WHAT IS ASKED
The lines to be set down run from the line containing "Convert this screenshot" through the final line of the data below; print them exactly and print nothing else.

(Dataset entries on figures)
§
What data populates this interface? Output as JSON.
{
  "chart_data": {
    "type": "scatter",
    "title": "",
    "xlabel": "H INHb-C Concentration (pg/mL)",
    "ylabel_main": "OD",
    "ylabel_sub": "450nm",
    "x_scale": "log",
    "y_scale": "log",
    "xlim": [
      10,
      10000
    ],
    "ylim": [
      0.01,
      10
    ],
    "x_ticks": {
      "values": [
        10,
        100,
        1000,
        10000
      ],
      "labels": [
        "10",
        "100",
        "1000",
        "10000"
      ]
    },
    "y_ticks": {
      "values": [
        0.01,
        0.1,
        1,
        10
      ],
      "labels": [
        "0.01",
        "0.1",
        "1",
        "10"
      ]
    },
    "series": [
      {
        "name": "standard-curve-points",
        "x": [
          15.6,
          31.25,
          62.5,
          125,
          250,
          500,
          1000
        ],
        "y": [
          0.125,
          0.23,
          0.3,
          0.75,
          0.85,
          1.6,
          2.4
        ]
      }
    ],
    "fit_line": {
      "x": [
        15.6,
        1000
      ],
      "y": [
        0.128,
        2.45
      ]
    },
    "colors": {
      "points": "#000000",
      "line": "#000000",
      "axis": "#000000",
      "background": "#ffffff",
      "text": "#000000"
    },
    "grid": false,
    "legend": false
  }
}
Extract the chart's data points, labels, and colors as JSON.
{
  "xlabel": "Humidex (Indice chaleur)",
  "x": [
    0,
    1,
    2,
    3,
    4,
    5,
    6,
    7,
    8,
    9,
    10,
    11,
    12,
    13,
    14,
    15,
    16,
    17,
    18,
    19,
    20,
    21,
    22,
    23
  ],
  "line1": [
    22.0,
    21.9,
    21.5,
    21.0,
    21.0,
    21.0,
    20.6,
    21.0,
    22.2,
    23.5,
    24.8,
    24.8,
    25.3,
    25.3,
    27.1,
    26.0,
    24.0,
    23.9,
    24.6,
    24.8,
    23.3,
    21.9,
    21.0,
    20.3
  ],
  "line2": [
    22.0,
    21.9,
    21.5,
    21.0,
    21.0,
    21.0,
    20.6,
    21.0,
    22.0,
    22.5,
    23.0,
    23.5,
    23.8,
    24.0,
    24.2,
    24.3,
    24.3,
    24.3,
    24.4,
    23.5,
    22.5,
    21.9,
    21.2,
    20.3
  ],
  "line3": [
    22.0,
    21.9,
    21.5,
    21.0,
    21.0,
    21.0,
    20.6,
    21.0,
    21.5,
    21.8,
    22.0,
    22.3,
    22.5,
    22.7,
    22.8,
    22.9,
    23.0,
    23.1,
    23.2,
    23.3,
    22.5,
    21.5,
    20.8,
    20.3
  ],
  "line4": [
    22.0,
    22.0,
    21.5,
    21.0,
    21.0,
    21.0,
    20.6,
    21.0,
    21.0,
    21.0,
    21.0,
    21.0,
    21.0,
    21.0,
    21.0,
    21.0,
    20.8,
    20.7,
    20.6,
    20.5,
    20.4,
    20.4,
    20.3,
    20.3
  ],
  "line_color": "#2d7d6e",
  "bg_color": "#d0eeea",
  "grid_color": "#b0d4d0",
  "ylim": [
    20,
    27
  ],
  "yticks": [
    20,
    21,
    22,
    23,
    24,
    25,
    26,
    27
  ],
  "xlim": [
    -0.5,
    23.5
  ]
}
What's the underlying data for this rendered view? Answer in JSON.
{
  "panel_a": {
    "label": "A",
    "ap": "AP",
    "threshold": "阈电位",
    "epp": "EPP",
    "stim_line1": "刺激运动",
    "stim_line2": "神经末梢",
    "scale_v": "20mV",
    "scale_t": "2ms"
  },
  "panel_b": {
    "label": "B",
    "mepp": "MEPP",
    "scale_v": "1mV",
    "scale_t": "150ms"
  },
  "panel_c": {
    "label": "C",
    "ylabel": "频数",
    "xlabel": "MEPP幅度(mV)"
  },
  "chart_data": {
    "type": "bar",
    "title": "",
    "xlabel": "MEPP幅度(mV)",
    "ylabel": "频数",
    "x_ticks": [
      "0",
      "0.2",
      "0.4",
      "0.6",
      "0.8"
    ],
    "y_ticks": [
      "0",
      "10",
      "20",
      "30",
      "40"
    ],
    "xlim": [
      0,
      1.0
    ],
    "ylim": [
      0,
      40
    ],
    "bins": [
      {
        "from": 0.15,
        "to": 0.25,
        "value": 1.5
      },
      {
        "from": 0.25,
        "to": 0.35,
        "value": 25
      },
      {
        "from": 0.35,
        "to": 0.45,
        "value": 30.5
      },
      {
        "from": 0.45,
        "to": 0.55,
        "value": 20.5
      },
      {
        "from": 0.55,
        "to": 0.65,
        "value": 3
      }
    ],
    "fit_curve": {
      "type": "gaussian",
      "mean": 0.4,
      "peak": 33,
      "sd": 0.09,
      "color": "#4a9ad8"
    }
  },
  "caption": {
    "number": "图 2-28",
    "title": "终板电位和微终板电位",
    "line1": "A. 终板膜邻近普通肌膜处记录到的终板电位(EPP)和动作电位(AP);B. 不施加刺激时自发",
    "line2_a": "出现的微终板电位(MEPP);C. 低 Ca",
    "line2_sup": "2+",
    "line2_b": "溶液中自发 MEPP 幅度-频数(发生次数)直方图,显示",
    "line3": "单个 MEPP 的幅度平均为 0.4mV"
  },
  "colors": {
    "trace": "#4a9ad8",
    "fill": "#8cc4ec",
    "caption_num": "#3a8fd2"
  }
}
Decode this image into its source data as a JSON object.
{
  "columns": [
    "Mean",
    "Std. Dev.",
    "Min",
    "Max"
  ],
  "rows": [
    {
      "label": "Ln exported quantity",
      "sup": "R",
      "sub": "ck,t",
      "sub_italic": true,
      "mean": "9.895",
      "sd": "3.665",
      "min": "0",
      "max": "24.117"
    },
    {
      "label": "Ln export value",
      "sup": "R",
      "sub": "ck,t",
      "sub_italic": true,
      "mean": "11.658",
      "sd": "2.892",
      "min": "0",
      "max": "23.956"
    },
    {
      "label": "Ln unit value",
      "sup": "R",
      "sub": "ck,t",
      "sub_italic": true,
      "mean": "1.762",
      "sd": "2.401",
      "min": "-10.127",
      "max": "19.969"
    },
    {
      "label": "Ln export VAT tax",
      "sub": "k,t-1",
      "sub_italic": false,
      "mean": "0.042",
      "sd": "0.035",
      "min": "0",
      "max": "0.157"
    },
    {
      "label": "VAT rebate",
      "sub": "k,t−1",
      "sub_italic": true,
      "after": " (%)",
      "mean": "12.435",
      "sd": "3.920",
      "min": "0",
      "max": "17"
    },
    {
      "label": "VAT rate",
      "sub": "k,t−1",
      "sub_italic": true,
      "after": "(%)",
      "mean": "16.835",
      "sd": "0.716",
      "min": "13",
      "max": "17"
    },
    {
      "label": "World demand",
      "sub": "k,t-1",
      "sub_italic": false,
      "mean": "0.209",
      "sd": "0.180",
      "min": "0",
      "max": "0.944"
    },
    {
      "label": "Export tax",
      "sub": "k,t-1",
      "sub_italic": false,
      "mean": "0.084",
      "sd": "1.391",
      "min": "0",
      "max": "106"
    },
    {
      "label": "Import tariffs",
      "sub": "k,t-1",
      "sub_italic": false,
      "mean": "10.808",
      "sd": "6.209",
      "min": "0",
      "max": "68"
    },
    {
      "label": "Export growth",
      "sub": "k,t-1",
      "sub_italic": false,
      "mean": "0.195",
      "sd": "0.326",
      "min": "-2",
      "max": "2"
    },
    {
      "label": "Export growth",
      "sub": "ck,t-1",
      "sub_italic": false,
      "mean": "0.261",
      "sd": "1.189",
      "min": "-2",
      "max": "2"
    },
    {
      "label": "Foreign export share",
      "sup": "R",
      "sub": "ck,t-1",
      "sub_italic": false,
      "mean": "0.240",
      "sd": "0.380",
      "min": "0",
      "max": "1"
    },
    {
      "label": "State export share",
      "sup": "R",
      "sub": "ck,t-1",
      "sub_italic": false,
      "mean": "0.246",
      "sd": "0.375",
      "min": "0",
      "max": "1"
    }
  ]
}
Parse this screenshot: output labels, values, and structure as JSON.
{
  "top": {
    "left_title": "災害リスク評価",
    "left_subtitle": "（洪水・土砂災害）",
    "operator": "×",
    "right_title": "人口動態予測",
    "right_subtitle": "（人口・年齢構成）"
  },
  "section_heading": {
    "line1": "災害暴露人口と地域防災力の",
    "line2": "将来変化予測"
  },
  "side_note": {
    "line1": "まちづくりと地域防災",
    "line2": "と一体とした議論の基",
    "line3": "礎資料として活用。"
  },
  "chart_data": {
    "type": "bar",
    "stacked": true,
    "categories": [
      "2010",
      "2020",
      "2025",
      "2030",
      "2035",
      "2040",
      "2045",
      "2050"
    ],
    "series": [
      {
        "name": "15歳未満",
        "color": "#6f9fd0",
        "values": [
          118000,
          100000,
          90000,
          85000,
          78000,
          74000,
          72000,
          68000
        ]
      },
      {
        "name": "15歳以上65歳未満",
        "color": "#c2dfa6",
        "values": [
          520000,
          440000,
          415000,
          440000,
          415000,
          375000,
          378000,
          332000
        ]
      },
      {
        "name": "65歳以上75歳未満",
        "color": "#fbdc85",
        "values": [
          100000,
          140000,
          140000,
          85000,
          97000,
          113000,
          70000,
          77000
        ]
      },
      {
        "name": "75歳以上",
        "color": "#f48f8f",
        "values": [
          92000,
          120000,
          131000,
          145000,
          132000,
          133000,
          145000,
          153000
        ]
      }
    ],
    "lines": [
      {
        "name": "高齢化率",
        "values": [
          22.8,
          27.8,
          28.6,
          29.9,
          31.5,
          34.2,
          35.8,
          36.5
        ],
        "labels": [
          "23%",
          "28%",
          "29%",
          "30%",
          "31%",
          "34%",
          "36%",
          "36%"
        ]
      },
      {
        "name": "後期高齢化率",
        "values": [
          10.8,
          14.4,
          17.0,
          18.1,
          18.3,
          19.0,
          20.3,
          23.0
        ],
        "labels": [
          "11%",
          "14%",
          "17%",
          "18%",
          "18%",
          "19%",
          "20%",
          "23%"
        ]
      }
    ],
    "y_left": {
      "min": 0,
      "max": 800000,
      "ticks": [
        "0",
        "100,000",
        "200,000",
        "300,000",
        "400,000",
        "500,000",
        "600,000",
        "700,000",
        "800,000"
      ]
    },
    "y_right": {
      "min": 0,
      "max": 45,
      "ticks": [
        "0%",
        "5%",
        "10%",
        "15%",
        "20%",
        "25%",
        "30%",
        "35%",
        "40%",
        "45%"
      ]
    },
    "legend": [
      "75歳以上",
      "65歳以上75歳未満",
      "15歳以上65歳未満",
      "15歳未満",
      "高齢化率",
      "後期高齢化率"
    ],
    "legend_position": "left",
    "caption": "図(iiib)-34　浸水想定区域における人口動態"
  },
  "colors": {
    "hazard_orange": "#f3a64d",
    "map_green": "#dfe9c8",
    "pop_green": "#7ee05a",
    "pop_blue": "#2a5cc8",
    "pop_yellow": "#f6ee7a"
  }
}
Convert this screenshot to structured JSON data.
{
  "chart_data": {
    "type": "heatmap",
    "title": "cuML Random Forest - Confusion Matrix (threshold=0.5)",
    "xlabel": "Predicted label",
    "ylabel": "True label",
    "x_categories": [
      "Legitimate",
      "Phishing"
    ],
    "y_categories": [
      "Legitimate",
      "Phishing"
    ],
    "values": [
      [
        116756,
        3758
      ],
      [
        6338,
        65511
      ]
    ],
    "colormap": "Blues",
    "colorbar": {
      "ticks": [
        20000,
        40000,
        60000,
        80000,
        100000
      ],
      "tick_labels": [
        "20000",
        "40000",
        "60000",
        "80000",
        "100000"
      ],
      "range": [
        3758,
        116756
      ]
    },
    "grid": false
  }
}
§
WRITTEN RESPONSE
Convert this screenshot to structured JSON data.
{
  "chart_data": {
    "type": "heatmap",
    "title": "cuML Random Forest - Confusion Matrix (threshold=0.5)",
    "xlabel": "Predicted label",
    "ylabel": "True label",
    "x_categories": [
      "Legitimate",
      "Phishing"
    ],
    "y_categories": [
      "Legitimate",
      "Phishing"
    ],
    "values": [
      [
        116756,
        3758
      ],
      [
        6338,
        65511
      ]
    ],
    "colormap": "Blues",
    "colorbar": {
      "ticks": [
        20000,
        40000,
        60000,
        80000,
        100000
      ],
      "tick_labels": [
        "20000",
        "40000",
        "60000",
        "80000",
        "100000"
      ],
      "range": [
        3758,
        116756
      ]
    },
    "grid": false
  }
}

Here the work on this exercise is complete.